Part of a data file

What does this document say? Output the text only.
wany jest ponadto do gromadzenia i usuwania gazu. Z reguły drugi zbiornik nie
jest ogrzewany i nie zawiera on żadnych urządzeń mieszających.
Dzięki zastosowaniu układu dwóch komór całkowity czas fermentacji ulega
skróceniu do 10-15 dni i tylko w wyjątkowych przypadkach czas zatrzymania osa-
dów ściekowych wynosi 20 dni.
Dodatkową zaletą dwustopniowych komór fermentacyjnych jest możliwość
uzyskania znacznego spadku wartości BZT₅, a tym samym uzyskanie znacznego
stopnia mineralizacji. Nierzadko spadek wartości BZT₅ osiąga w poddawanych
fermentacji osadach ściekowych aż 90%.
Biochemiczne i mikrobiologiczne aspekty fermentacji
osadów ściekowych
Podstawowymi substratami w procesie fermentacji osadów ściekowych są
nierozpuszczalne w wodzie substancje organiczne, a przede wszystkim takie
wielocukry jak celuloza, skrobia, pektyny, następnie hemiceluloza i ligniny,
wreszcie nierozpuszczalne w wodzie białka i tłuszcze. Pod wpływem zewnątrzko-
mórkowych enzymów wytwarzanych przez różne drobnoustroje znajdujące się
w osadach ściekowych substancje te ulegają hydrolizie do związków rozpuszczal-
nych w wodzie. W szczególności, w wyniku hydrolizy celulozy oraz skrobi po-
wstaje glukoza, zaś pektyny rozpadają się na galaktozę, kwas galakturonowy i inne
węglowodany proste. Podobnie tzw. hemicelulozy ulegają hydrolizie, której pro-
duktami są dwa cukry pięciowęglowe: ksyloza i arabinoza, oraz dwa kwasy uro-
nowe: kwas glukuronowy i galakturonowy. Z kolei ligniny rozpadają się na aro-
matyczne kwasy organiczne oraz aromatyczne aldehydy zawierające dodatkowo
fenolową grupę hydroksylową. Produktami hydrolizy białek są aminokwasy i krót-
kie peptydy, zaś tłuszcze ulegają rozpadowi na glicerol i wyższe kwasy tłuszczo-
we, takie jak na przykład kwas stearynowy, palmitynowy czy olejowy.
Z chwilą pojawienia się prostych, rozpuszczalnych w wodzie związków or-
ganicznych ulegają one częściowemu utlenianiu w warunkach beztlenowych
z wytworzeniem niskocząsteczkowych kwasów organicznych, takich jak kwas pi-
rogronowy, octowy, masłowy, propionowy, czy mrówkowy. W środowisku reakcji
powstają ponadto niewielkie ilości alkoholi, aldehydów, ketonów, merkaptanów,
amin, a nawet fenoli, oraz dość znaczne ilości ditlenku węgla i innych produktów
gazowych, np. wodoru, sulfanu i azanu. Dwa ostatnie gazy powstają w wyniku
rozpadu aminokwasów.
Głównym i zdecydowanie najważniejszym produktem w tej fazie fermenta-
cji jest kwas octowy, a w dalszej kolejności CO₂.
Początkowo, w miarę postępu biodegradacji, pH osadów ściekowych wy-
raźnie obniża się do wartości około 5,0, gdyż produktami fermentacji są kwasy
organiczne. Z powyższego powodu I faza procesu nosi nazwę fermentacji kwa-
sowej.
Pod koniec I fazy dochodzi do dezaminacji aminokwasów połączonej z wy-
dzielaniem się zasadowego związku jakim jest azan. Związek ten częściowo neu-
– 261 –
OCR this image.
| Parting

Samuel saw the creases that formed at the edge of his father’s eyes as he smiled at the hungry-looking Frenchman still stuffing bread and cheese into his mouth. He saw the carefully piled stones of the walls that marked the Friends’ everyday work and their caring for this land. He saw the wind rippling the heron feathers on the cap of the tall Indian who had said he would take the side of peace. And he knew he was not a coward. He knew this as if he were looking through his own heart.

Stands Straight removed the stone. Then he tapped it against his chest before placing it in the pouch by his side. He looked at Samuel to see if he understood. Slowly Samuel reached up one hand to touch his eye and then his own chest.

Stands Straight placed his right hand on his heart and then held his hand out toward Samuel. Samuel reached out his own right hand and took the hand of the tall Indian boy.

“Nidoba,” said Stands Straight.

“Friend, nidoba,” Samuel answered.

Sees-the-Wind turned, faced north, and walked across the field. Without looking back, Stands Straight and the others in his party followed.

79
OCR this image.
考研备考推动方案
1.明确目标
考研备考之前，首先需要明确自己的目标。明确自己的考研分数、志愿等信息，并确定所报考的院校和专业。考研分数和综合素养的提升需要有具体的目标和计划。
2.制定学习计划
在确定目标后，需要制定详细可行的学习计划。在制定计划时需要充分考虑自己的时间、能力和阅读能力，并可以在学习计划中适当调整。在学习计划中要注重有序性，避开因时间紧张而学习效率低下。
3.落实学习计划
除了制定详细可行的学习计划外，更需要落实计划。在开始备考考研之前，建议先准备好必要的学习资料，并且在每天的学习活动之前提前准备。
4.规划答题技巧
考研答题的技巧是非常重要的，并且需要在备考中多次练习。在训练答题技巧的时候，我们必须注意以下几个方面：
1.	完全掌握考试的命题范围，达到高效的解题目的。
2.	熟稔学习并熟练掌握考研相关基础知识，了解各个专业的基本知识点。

### Task description
Search the entries for the word "takie", then list each line that holds it.

### Full output
nierozpuszczalne w wodzie substancje organiczne, a przede wszystkim takie
we, takie jak na przykład kwas stearynowy, palmitynowy czy olejowy.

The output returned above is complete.